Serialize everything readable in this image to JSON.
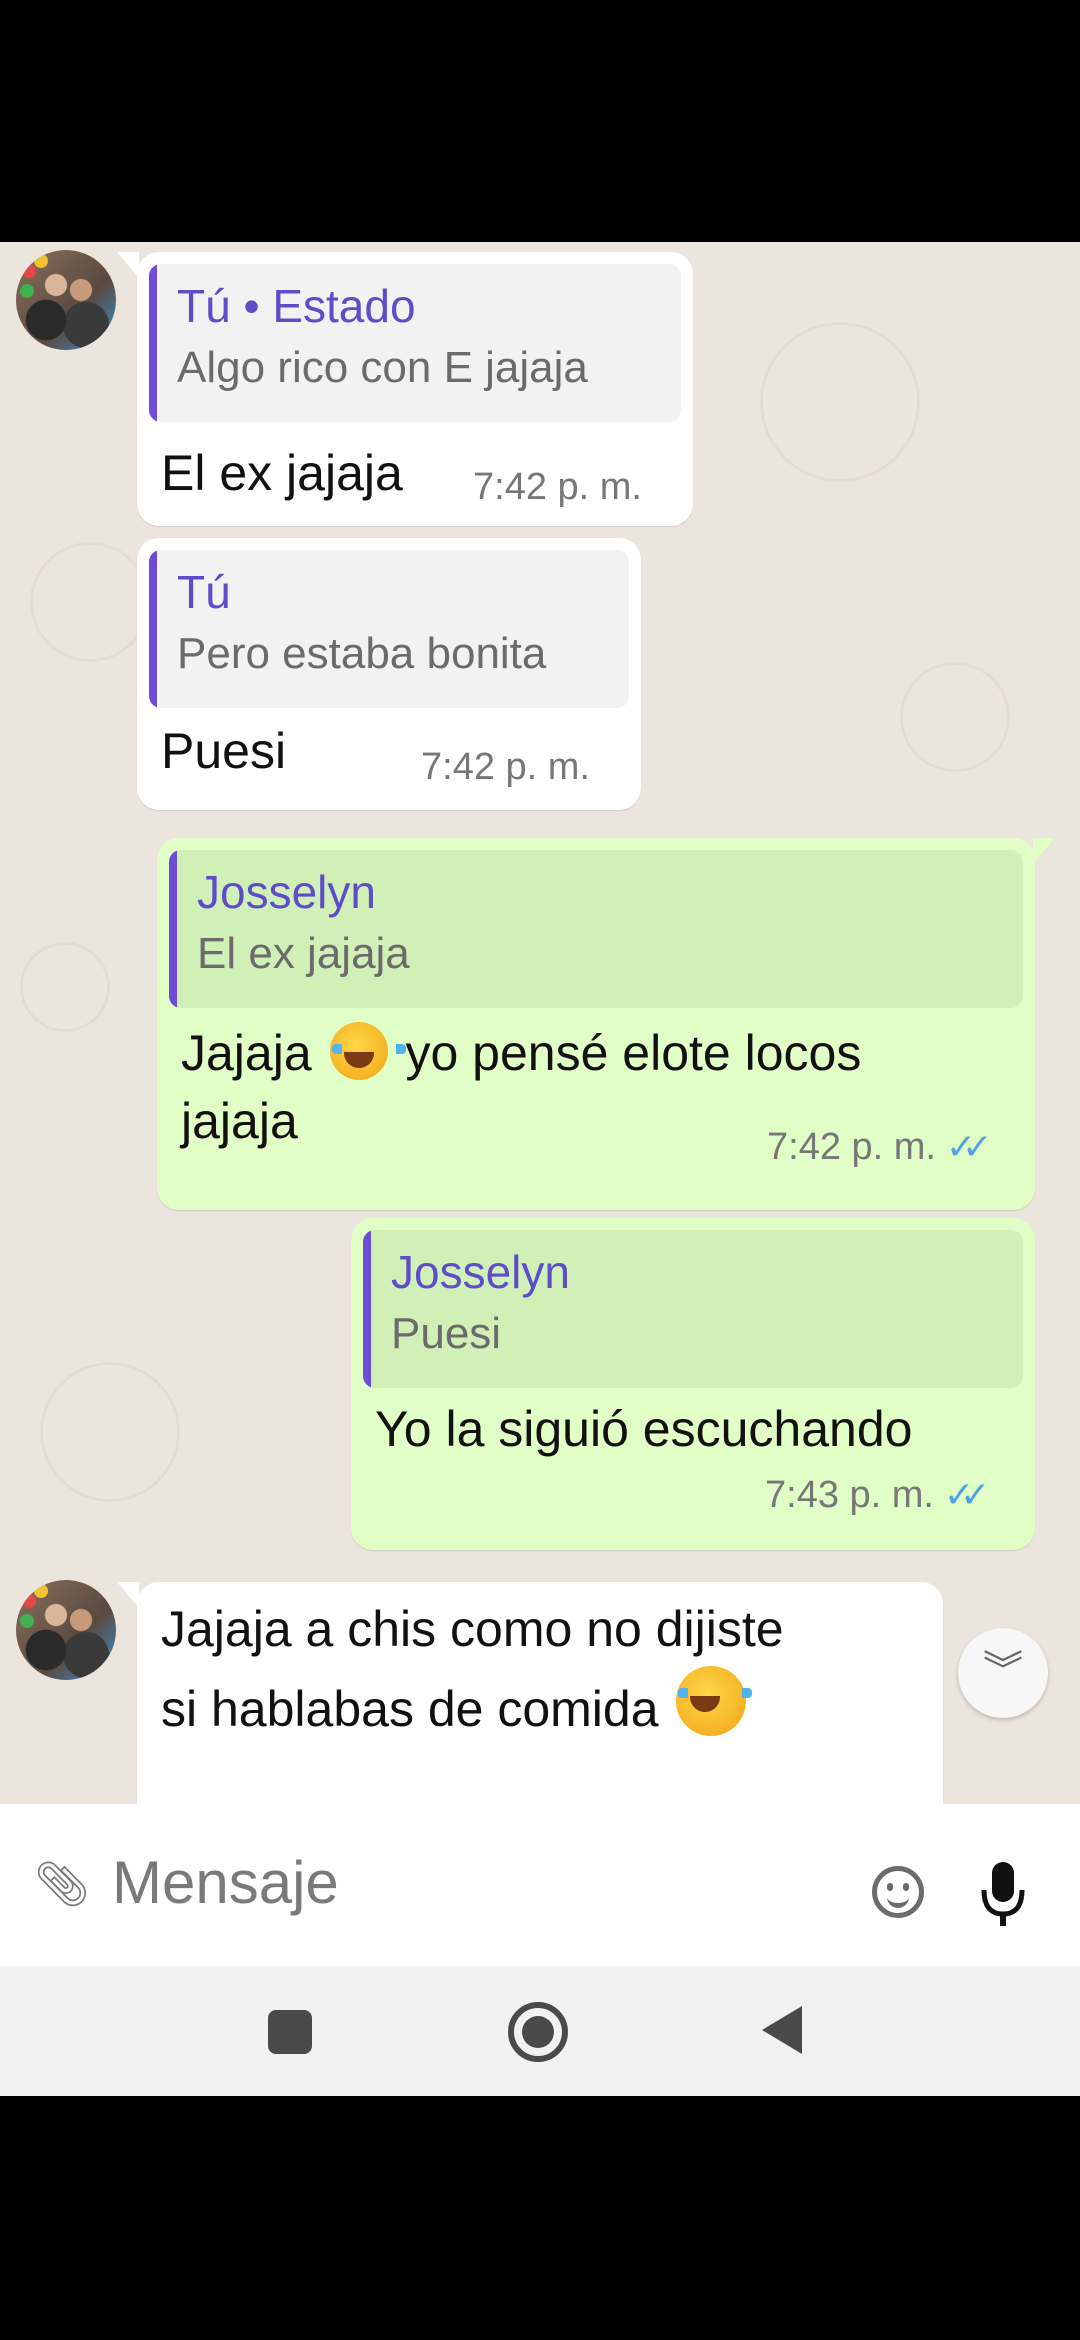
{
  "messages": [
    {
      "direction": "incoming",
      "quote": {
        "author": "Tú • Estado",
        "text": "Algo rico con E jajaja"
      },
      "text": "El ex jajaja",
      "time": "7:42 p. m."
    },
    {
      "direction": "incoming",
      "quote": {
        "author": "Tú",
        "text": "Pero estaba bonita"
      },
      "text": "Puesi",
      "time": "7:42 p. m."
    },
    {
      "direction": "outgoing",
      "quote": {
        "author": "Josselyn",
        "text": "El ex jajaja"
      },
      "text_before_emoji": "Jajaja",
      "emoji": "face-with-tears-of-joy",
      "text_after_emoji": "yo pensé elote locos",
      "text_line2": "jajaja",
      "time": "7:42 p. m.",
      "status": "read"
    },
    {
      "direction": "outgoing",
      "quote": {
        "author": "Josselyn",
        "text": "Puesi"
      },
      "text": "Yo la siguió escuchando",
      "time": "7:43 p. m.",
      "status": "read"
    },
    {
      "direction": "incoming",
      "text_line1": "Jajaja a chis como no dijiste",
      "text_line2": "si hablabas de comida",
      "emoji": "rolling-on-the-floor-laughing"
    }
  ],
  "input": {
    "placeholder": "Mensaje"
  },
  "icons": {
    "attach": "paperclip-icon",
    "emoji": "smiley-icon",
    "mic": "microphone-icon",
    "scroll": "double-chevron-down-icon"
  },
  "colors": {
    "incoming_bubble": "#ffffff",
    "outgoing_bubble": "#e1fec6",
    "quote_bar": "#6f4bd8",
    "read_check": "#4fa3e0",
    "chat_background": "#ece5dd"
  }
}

* * *

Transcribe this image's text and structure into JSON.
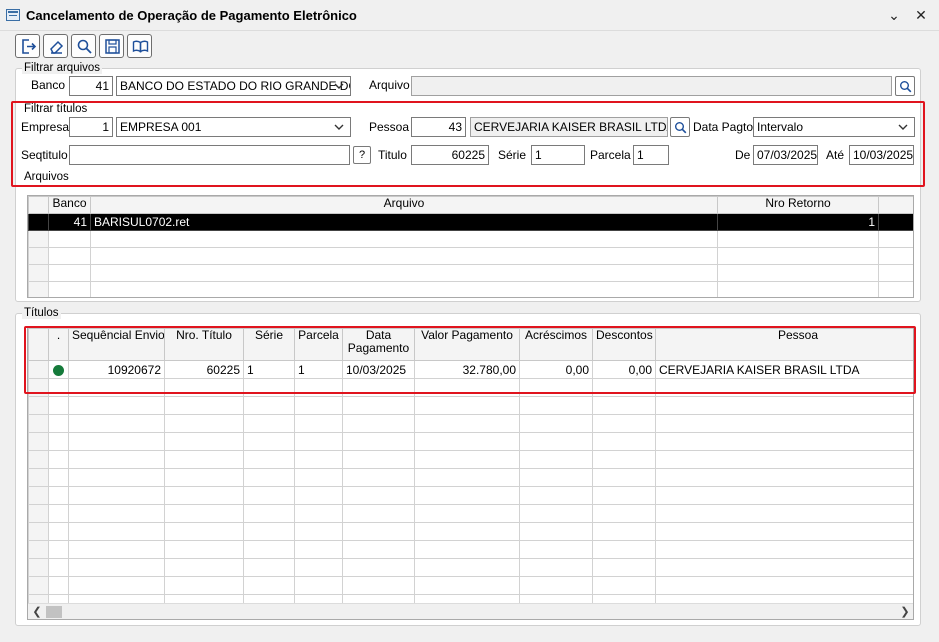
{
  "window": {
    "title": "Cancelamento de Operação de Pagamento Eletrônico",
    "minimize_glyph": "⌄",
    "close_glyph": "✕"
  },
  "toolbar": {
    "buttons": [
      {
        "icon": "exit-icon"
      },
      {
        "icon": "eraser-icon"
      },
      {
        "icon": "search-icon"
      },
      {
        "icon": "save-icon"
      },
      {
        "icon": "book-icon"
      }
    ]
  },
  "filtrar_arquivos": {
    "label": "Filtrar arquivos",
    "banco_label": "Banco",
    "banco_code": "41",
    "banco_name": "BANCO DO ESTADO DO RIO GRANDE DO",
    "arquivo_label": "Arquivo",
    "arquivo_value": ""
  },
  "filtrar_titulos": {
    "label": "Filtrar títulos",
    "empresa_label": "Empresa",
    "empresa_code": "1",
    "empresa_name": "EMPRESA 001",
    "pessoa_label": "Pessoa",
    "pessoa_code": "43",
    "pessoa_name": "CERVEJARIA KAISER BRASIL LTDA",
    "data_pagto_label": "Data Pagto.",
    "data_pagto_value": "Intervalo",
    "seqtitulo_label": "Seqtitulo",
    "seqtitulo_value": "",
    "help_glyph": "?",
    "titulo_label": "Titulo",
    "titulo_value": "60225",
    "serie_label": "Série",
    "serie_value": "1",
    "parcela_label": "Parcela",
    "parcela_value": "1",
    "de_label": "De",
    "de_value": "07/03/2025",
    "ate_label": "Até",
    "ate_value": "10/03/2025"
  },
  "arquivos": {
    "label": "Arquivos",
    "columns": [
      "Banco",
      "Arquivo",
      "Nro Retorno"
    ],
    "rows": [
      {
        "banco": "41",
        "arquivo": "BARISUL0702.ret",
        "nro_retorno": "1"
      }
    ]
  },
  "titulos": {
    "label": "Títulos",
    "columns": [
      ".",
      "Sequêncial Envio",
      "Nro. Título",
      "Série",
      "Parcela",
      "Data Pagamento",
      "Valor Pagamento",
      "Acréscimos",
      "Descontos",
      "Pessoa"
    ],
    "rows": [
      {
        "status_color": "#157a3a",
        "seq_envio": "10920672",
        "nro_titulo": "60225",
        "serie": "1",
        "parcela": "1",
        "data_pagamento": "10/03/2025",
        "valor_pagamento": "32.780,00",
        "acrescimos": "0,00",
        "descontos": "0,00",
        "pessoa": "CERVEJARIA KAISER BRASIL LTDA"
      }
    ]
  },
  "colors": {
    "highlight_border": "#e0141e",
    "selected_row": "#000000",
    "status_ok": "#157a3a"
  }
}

* * *

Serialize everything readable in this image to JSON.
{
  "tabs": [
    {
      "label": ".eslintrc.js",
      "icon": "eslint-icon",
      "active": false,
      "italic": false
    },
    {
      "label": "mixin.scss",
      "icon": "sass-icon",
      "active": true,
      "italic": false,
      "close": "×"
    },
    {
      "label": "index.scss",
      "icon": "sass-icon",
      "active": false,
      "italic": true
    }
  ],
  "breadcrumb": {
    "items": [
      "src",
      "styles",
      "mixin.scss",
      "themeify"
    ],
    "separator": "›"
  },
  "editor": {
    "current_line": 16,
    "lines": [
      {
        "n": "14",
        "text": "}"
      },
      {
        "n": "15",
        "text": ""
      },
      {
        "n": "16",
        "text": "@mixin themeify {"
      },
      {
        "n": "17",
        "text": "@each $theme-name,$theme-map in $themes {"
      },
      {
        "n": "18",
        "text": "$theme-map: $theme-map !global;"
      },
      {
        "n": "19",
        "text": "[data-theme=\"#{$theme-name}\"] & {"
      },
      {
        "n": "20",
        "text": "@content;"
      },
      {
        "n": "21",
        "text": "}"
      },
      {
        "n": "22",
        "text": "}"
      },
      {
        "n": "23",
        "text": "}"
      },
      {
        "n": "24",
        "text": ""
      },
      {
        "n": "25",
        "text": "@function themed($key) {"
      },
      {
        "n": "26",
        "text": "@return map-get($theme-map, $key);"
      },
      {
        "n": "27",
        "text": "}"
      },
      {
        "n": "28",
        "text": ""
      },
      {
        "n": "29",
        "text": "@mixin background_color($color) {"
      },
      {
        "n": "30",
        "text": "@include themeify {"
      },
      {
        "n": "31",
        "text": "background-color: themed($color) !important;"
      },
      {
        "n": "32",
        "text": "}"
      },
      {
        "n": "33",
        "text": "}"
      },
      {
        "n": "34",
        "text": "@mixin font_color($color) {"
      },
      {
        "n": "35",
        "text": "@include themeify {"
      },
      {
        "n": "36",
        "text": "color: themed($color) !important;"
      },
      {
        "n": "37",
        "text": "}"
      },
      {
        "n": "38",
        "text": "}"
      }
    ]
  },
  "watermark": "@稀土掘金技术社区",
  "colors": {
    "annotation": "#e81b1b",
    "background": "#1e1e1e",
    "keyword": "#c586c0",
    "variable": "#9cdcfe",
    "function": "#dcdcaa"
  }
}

* * *

* _SET EXERCISE_:
Check every line of the records above for the string "CERVEJARIA" and say how many contain it, giving the number alone.

* _TASK OUTPUT_:
2